— BEGIN PROVIDED ENTRIES —
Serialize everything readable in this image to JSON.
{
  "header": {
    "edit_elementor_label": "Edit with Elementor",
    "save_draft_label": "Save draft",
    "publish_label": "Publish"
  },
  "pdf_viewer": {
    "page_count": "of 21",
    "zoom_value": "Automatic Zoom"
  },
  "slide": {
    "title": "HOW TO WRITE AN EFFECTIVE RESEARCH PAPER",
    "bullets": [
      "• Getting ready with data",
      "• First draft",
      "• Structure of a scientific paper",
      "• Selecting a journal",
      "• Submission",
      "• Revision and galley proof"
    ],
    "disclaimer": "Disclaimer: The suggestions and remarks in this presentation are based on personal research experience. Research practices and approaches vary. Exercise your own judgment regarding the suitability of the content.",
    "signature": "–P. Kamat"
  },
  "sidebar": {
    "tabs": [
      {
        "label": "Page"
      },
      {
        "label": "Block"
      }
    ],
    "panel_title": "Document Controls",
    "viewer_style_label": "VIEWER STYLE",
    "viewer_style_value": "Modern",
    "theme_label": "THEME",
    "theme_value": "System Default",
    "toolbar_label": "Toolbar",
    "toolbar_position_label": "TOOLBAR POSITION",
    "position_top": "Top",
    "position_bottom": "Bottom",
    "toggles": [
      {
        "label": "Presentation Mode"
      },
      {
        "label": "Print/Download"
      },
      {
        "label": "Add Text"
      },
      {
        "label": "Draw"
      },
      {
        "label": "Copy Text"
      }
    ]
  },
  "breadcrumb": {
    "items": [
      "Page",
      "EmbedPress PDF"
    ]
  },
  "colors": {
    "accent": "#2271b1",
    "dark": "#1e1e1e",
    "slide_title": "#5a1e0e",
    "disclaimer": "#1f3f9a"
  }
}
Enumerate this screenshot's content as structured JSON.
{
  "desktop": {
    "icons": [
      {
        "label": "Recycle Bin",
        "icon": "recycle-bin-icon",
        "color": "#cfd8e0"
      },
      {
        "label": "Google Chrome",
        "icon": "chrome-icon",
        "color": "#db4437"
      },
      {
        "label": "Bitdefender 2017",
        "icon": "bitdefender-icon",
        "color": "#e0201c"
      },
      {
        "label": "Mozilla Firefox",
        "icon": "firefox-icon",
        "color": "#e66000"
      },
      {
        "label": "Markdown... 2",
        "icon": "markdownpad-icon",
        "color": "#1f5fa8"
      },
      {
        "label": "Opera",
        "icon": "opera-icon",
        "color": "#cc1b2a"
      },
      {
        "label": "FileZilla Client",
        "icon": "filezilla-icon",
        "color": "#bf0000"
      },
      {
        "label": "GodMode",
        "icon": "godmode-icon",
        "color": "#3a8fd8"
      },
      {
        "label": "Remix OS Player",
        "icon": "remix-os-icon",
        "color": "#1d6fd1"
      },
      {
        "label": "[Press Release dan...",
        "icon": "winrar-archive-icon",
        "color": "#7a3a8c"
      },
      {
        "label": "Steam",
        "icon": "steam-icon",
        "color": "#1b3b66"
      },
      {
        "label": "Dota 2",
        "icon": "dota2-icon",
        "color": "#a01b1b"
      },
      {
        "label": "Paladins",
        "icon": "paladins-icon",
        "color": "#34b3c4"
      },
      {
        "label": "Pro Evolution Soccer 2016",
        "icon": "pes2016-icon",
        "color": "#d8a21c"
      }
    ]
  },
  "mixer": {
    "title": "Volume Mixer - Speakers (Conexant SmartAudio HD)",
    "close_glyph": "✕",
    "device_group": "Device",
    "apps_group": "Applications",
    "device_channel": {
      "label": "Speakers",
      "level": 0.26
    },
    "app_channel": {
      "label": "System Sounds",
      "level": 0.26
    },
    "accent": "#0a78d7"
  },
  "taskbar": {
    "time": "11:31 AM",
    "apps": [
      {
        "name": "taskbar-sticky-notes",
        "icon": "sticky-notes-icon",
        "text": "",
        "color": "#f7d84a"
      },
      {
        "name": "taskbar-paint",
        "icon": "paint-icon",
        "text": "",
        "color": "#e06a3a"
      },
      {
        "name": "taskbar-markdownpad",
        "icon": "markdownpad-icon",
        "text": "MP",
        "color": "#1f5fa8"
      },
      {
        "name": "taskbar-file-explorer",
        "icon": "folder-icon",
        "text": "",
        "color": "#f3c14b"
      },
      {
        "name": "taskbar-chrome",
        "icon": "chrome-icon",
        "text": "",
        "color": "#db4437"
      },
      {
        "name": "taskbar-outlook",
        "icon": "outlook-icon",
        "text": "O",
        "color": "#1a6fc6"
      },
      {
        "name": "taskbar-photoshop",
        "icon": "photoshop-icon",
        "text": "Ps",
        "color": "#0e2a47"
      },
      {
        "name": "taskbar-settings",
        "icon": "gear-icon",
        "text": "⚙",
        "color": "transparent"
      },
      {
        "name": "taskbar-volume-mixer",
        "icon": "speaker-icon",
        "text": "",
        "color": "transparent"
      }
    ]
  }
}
— END PROVIDED ENTRIES —
--- TASK GOAL ---
Say how many lines of the listing above contain "disclaimer", with no other words.

--- FULL OUTPUT ---
2